(Dataset rows about figures)
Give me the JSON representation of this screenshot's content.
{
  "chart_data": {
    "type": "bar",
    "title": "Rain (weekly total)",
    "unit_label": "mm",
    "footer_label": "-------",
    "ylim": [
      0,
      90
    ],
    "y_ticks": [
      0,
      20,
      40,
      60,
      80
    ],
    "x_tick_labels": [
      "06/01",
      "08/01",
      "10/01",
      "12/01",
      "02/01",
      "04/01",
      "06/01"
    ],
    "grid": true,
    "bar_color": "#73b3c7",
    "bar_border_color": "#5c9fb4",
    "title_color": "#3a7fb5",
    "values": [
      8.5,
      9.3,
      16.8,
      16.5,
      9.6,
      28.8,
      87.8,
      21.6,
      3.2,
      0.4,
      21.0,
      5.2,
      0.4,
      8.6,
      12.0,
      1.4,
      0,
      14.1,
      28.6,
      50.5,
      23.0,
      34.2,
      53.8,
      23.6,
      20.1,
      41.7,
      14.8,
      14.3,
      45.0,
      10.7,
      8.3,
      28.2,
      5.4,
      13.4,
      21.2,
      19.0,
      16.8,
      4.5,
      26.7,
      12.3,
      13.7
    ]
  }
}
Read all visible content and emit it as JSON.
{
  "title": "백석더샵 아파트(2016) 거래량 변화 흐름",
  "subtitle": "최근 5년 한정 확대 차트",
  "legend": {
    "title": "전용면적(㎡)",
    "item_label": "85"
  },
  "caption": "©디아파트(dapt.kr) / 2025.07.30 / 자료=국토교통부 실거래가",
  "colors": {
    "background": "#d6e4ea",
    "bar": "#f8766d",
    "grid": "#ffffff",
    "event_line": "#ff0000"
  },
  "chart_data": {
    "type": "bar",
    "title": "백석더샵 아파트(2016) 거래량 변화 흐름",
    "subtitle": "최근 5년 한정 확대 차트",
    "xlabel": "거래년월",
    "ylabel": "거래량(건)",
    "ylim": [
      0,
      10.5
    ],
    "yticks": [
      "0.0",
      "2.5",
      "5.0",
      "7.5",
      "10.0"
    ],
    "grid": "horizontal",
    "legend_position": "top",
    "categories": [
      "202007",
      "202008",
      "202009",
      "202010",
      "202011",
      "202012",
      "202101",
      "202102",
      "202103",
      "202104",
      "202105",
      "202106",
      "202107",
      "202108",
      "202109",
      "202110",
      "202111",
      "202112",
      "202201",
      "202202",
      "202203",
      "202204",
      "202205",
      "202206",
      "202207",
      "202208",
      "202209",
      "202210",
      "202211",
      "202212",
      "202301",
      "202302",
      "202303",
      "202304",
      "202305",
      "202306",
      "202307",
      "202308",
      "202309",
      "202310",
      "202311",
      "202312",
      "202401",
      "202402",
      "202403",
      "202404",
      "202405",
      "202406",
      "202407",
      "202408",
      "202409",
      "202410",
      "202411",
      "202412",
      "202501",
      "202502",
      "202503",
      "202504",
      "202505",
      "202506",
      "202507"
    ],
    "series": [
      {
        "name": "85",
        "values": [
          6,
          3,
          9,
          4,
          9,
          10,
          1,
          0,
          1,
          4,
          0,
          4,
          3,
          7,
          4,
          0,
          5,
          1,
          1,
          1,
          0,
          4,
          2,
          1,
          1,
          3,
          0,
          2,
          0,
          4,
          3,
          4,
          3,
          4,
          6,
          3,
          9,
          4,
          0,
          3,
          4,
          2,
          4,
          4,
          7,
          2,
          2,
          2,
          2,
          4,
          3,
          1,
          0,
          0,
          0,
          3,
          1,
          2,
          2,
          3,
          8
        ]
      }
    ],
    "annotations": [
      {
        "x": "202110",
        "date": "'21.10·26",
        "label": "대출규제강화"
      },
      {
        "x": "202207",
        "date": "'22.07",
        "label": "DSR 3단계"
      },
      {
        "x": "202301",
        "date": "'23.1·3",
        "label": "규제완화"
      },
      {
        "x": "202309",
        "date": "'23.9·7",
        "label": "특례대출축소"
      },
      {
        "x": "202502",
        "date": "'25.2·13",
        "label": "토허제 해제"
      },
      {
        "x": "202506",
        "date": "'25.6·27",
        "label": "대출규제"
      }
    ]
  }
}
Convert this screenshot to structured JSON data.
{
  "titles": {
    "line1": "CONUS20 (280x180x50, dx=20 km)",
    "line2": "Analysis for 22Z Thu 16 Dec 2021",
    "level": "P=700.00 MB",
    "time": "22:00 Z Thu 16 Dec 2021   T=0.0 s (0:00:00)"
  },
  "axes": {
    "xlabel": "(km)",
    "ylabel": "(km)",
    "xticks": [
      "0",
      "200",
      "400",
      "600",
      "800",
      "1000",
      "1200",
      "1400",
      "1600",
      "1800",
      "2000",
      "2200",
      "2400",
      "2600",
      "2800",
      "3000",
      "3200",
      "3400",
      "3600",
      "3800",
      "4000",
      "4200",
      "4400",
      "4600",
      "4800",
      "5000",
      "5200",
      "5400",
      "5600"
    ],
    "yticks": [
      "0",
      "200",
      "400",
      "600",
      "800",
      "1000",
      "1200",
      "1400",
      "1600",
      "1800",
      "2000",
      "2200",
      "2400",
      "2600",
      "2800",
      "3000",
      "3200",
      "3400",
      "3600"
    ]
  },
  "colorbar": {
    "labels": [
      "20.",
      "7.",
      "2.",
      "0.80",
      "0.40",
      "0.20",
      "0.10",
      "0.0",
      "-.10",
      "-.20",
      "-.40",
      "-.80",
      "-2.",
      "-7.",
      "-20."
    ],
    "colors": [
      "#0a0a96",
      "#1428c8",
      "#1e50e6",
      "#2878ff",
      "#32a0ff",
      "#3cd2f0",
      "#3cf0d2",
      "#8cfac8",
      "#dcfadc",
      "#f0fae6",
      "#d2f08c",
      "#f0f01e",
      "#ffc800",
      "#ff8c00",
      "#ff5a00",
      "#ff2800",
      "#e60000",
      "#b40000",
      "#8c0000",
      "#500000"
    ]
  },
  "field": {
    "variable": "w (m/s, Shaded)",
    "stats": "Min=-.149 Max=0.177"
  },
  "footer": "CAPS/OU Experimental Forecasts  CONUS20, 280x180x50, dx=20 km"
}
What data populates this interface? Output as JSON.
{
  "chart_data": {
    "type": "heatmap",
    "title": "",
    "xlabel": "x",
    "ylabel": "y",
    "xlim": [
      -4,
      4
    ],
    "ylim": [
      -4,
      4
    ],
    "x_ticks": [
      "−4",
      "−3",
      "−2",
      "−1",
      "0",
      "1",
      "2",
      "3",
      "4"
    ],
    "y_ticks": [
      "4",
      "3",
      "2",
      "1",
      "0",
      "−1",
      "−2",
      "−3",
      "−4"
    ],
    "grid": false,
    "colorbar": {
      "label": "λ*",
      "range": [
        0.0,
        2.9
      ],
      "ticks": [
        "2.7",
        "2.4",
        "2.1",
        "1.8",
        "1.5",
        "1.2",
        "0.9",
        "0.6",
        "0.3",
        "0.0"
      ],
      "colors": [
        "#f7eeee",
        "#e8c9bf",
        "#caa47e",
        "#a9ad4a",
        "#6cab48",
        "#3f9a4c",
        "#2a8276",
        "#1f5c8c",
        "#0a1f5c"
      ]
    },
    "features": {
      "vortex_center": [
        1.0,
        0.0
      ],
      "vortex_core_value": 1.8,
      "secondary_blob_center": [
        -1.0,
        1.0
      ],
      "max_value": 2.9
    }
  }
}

Aim of the task:
Repeat all entries. Match them exactly.

Response to this exercise:
Give me the JSON representation of this screenshot's content.
{
  "chart_data": {
    "type": "bar",
    "title": "Rain (weekly total)",
    "unit_label": "mm",
    "footer_label": "-------",
    "ylim": [
      0,
      90
    ],
    "y_ticks": [
      0,
      20,
      40,
      60,
      80
    ],
    "x_tick_labels": [
      "06/01",
      "08/01",
      "10/01",
      "12/01",
      "02/01",
      "04/01",
      "06/01"
    ],
    "grid": true,
    "bar_color": "#73b3c7",
    "bar_border_color": "#5c9fb4",
    "title_color": "#3a7fb5",
    "values": [
      8.5,
      9.3,
      16.8,
      16.5,
      9.6,
      28.8,
      87.8,
      21.6,
      3.2,
      0.4,
      21.0,
      5.2,
      0.4,
      8.6,
      12.0,
      1.4,
      0,
      14.1,
      28.6,
      50.5,
      23.0,
      34.2,
      53.8,
      23.6,
      20.1,
      41.7,
      14.8,
      14.3,
      45.0,
      10.7,
      8.3,
      28.2,
      5.4,
      13.4,
      21.2,
      19.0,
      16.8,
      4.5,
      26.7,
      12.3,
      13.7
    ]
  }
}
Read all visible content and emit it as JSON.
{
  "title": "백석더샵 아파트(2016) 거래량 변화 흐름",
  "subtitle": "최근 5년 한정 확대 차트",
  "legend": {
    "title": "전용면적(㎡)",
    "item_label": "85"
  },
  "caption": "©디아파트(dapt.kr) / 2025.07.30 / 자료=국토교통부 실거래가",
  "colors": {
    "background": "#d6e4ea",
    "bar": "#f8766d",
    "grid": "#ffffff",
    "event_line": "#ff0000"
  },
  "chart_data": {
    "type": "bar",
    "title": "백석더샵 아파트(2016) 거래량 변화 흐름",
    "subtitle": "최근 5년 한정 확대 차트",
    "xlabel": "거래년월",
    "ylabel": "거래량(건)",
    "ylim": [
      0,
      10.5
    ],
    "yticks": [
      "0.0",
      "2.5",
      "5.0",
      "7.5",
      "10.0"
    ],
    "grid": "horizontal",
    "legend_position": "top",
    "categories": [
      "202007",
      "202008",
      "202009",
      "202010",
      "202011",
      "202012",
      "202101",
      "202102",
      "202103",
      "202104",
      "202105",
      "202106",
      "202107",
      "202108",
      "202109",
      "202110",
      "202111",
      "202112",
      "202201",
      "202202",
      "202203",
      "202204",
      "202205",
      "202206",
      "202207",
      "202208",
      "202209",
      "202210",
      "202211",
      "202212",
      "202301",
      "202302",
      "202303",
      "202304",
      "202305",
      "202306",
      "202307",
      "202308",
      "202309",
      "202310",
      "202311",
      "202312",
      "202401",
      "202402",
      "202403",
      "202404",
      "202405",
      "202406",
      "202407",
      "202408",
      "202409",
      "202410",
      "202411",
      "202412",
      "202501",
      "202502",
      "202503",
      "202504",
      "202505",
      "202506",
      "202507"
    ],
    "series": [
      {
        "name": "85",
        "values": [
          6,
          3,
          9,
          4,
          9,
          10,
          1,
          0,
          1,
          4,
          0,
          4,
          3,
          7,
          4,
          0,
          5,
          1,
          1,
          1,
          0,
          4,
          2,
          1,
          1,
          3,
          0,
          2,
          0,
          4,
          3,
          4,
          3,
          4,
          6,
          3,
          9,
          4,
          0,
          3,
          4,
          2,
          4,
          4,
          7,
          2,
          2,
          2,
          2,
          4,
          3,
          1,
          0,
          0,
          0,
          3,
          1,
          2,
          2,
          3,
          8
        ]
      }
    ],
    "annotations": [
      {
        "x": "202110",
        "date": "'21.10·26",
        "label": "대출규제강화"
      },
      {
        "x": "202207",
        "date": "'22.07",
        "label": "DSR 3단계"
      },
      {
        "x": "202301",
        "date": "'23.1·3",
        "label": "규제완화"
      },
      {
        "x": "202309",
        "date": "'23.9·7",
        "label": "특례대출축소"
      },
      {
        "x": "202502",
        "date": "'25.2·13",
        "label": "토허제 해제"
      },
      {
        "x": "202506",
        "date": "'25.6·27",
        "label": "대출규제"
      }
    ]
  }
}
Convert this screenshot to structured JSON data.
{
  "titles": {
    "line1": "CONUS20 (280x180x50, dx=20 km)",
    "line2": "Analysis for 22Z Thu 16 Dec 2021",
    "level": "P=700.00 MB",
    "time": "22:00 Z Thu 16 Dec 2021   T=0.0 s (0:00:00)"
  },
  "axes": {
    "xlabel": "(km)",
    "ylabel": "(km)",
    "xticks": [
      "0",
      "200",
      "400",
      "600",
      "800",
      "1000",
      "1200",
      "1400",
      "1600",
      "1800",
      "2000",
      "2200",
      "2400",
      "2600",
      "2800",
      "3000",
      "3200",
      "3400",
      "3600",
      "3800",
      "4000",
      "4200",
      "4400",
      "4600",
      "4800",
      "5000",
      "5200",
      "5400",
      "5600"
    ],
    "yticks": [
      "0",
      "200",
      "400",
      "600",
      "800",
      "1000",
      "1200",
      "1400",
      "1600",
      "1800",
      "2000",
      "2200",
      "2400",
      "2600",
      "2800",
      "3000",
      "3200",
      "3400",
      "3600"
    ]
  },
  "colorbar": {
    "labels": [
      "20.",
      "7.",
      "2.",
      "0.80",
      "0.40",
      "0.20",
      "0.10",
      "0.0",
      "-.10",
      "-.20",
      "-.40",
      "-.80",
      "-2.",
      "-7.",
      "-20."
    ],
    "colors": [
      "#0a0a96",
      "#1428c8",
      "#1e50e6",
      "#2878ff",
      "#32a0ff",
      "#3cd2f0",
      "#3cf0d2",
      "#8cfac8",
      "#dcfadc",
      "#f0fae6",
      "#d2f08c",
      "#f0f01e",
      "#ffc800",
      "#ff8c00",
      "#ff5a00",
      "#ff2800",
      "#e60000",
      "#b40000",
      "#8c0000",
      "#500000"
    ]
  },
  "field": {
    "variable": "w (m/s, Shaded)",
    "stats": "Min=-.149 Max=0.177"
  },
  "footer": "CAPS/OU Experimental Forecasts  CONUS20, 280x180x50, dx=20 km"
}
What data populates this interface? Output as JSON.
{
  "chart_data": {
    "type": "heatmap",
    "title": "",
    "xlabel": "x",
    "ylabel": "y",
    "xlim": [
      -4,
      4
    ],
    "ylim": [
      -4,
      4
    ],
    "x_ticks": [
      "−4",
      "−3",
      "−2",
      "−1",
      "0",
      "1",
      "2",
      "3",
      "4"
    ],
    "y_ticks": [
      "4",
      "3",
      "2",
      "1",
      "0",
      "−1",
      "−2",
      "−3",
      "−4"
    ],
    "grid": false,
    "colorbar": {
      "label": "λ*",
      "range": [
        0.0,
        2.9
      ],
      "ticks": [
        "2.7",
        "2.4",
        "2.1",
        "1.8",
        "1.5",
        "1.2",
        "0.9",
        "0.6",
        "0.3",
        "0.0"
      ],
      "colors": [
        "#f7eeee",
        "#e8c9bf",
        "#caa47e",
        "#a9ad4a",
        "#6cab48",
        "#3f9a4c",
        "#2a8276",
        "#1f5c8c",
        "#0a1f5c"
      ]
    },
    "features": {
      "vortex_center": [
        1.0,
        0.0
      ],
      "vortex_core_value": 1.8,
      "secondary_blob_center": [
        -1.0,
        1.0
      ],
      "max_value": 2.9
    }
  }
}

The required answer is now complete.